What you will do: Return the records exactly, with nothing added.
----- Exercise inputs -----
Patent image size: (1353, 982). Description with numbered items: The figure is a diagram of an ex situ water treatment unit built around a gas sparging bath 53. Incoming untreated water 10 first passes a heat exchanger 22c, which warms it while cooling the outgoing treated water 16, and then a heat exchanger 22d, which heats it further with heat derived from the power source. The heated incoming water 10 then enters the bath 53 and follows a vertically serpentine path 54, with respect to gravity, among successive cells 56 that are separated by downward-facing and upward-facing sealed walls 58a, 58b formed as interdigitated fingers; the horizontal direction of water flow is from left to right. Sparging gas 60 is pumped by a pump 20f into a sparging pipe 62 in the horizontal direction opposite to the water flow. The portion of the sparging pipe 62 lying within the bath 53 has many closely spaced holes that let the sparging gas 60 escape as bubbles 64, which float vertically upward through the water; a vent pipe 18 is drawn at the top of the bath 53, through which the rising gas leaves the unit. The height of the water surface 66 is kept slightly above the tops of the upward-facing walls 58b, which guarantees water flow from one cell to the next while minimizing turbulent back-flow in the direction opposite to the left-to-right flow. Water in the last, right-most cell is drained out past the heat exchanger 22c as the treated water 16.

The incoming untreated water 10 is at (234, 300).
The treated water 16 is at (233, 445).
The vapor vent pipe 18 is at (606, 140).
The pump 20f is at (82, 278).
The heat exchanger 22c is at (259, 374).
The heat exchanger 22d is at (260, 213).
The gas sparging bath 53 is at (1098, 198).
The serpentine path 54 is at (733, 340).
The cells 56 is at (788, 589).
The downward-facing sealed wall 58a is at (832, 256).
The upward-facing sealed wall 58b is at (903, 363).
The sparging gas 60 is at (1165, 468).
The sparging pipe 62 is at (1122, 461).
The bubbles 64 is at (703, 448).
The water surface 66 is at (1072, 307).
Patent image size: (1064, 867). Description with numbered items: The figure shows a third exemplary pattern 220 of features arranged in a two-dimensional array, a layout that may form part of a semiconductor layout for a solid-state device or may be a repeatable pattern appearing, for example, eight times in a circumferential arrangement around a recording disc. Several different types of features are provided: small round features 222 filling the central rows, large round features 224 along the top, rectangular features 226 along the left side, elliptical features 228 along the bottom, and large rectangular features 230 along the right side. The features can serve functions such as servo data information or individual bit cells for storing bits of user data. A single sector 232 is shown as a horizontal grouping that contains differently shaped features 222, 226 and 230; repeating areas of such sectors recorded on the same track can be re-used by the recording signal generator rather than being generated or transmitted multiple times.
-----
Exercise result:
Patent image size: (1353, 982). Description with numbered items: The figure is a diagram of an ex situ water treatment unit built around a gas sparging bath 53. Incoming untreated water 10 first passes a heat exchanger 22c, which warms it while cooling the outgoing treated water 16, and then a heat exchanger 22d, which heats it further with heat derived from the power source. The heated incoming water 10 then enters the bath 53 and follows a vertically serpentine path 54, with respect to gravity, among successive cells 56 that are separated by downward-facing and upward-facing sealed walls 58a, 58b formed as interdigitated fingers; the horizontal direction of water flow is from left to right. Sparging gas 60 is pumped by a pump 20f into a sparging pipe 62 in the horizontal direction opposite to the water flow. The portion of the sparging pipe 62 lying within the bath 53 has many closely spaced holes that let the sparging gas 60 escape as bubbles 64, which float vertically upward through the water; a vent pipe 18 is drawn at the top of the bath 53, through which the rising gas leaves the unit. The height of the water surface 66 is kept slightly above the tops of the upward-facing walls 58b, which guarantees water flow from one cell to the next while minimizing turbulent back-flow in the direction opposite to the left-to-right flow. Water in the last, right-most cell is drained out past the heat exchanger 22c as the treated water 16.

The incoming untreated water 10 is at (234, 300).
The treated water 16 is at (233, 445).
The vapor vent pipe 18 is at (606, 140).
The pump 20f is at (82, 278).
The heat exchanger 22c is at (259, 374).
The heat exchanger 22d is at (260, 213).
The gas sparging bath 53 is at (1098, 198).
The serpentine path 54 is at (733, 340).
The cells 56 is at (788, 589).
The downward-facing sealed wall 58a is at (832, 256).
The upward-facing sealed wall 58b is at (903, 363).
The sparging gas 60 is at (1165, 468).
The sparging pipe 62 is at (1122, 461).
The bubbles 64 is at (703, 448).
The water surface 66 is at (1072, 307).
Patent image size: (1064, 867). Description with numbered items: The figure shows a third exemplary pattern 220 of features arranged in a two-dimensional array, a layout that may form part of a semiconductor layout for a solid-state device or may be a repeatable pattern appearing, for example, eight times in a circumferential arrangement around a recording disc. Several different types of features are provided: small round features 222 filling the central rows, large round features 224 along the top, rectangular features 226 along the left side, elliptical features 228 along the bottom, and large rectangular features 230 along the right side. The features can serve functions such as servo data information or individual bit cells for storing bits of user data. A single sector 232 is shown as a horizontal grouping that contains differently shaped features 222, 226 and 230; repeating areas of such sectors recorded on the same track can be re-used by the recording signal generator rather than being generated or transmitted multiple times.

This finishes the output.